RECORDS SUPPLIED =
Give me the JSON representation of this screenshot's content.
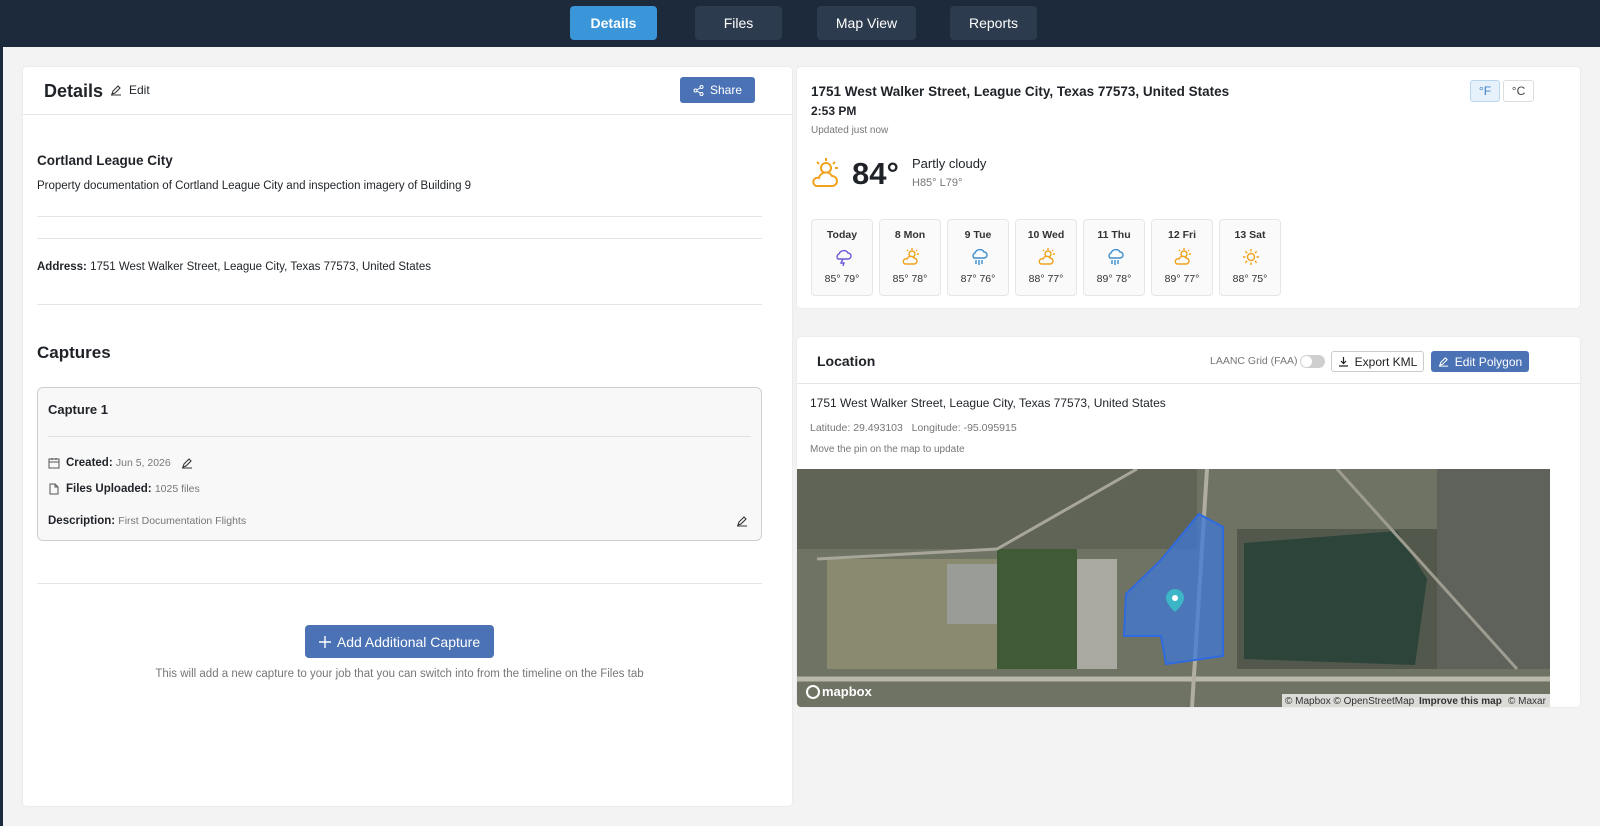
{
  "nav": {
    "tabs": [
      "Details",
      "Files",
      "Map View",
      "Reports"
    ]
  },
  "details": {
    "title": "Details",
    "edit": "Edit",
    "share": "Share",
    "project_name": "Cortland League City",
    "project_description": "Property documentation of Cortland League City and inspection imagery of Building 9",
    "address_label": "Address:",
    "address": "1751 West Walker Street, League City, Texas 77573, United States",
    "captures_title": "Captures",
    "capture": {
      "title": "Capture 1",
      "created_label": "Created:",
      "created": "Jun 5, 2026",
      "files_label": "Files Uploaded:",
      "files": "1025 files",
      "description_label": "Description:",
      "description": "First Documentation Flights"
    },
    "add_button": "Add Additional Capture",
    "add_hint": "This will add a new capture to your job that you can switch into from the timeline on the Files tab"
  },
  "weather": {
    "address": "1751 West Walker Street, League City, Texas 77573, United States",
    "time": "2:53 PM",
    "updated": "Updated just now",
    "units": [
      "°F",
      "°C"
    ],
    "temperature": "84°",
    "condition": "Partly cloudy",
    "high_low": "H85° L79°",
    "forecast": [
      {
        "day": "Today",
        "temps": "85° 79°"
      },
      {
        "day": "8 Mon",
        "temps": "85° 78°"
      },
      {
        "day": "9 Tue",
        "temps": "87° 76°"
      },
      {
        "day": "10 Wed",
        "temps": "88° 77°"
      },
      {
        "day": "11 Thu",
        "temps": "89° 78°"
      },
      {
        "day": "12 Fri",
        "temps": "89° 77°"
      },
      {
        "day": "13 Sat",
        "temps": "88° 75°"
      }
    ]
  },
  "location": {
    "title": "Location",
    "laanc": "LAANC Grid (FAA)",
    "export": "Export KML",
    "edit_polygon": "Edit Polygon",
    "address": "1751 West Walker Street, League City, Texas 77573, United States",
    "latitude": "Latitude: 29.493103",
    "longitude": "Longitude: -95.095915",
    "hint": "Move the pin on the map to update",
    "map_brand": "mapbox",
    "attribution": [
      "© Mapbox © OpenStreetMap",
      "Improve this map",
      "© Maxar"
    ]
  }
}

DESCRIPTION OF THE TASK = Omit every picture while copying the listing above exactly.

FINISHED TASK =
Give me the JSON representation of this screenshot's content.
{
  "nav": {
    "tabs": [
      "Details",
      "Files",
      "Map View",
      "Reports"
    ]
  },
  "details": {
    "title": "Details",
    "edit": "Edit",
    "share": "Share",
    "project_name": "Cortland League City",
    "project_description": "Property documentation of Cortland League City and inspection imagery of Building 9",
    "address_label": "Address:",
    "address": "1751 West Walker Street, League City, Texas 77573, United States",
    "captures_title": "Captures",
    "capture": {
      "title": "Capture 1",
      "created_label": "Created:",
      "created": "Jun 5, 2026",
      "files_label": "Files Uploaded:",
      "files": "1025 files",
      "description_label": "Description:",
      "description": "First Documentation Flights"
    },
    "add_button": "Add Additional Capture",
    "add_hint": "This will add a new capture to your job that you can switch into from the timeline on the Files tab"
  },
  "weather": {
    "address": "1751 West Walker Street, League City, Texas 77573, United States",
    "time": "2:53 PM",
    "updated": "Updated just now",
    "units": [
      "°F",
      "°C"
    ],
    "temperature": "84°",
    "condition": "Partly cloudy",
    "high_low": "H85° L79°",
    "forecast": [
      {
        "day": "Today",
        "temps": "85° 79°"
      },
      {
        "day": "8 Mon",
        "temps": "85° 78°"
      },
      {
        "day": "9 Tue",
        "temps": "87° 76°"
      },
      {
        "day": "10 Wed",
        "temps": "88° 77°"
      },
      {
        "day": "11 Thu",
        "temps": "89° 78°"
      },
      {
        "day": "12 Fri",
        "temps": "89° 77°"
      },
      {
        "day": "13 Sat",
        "temps": "88° 75°"
      }
    ]
  },
  "location": {
    "title": "Location",
    "laanc": "LAANC Grid (FAA)",
    "export": "Export KML",
    "edit_polygon": "Edit Polygon",
    "address": "1751 West Walker Street, League City, Texas 77573, United States",
    "latitude": "Latitude: 29.493103",
    "longitude": "Longitude: -95.095915",
    "hint": "Move the pin on the map to update",
    "map_brand": "mapbox",
    "attribution": [
      "© Mapbox © OpenStreetMap",
      "Improve this map",
      "© Maxar"
    ]
  }
}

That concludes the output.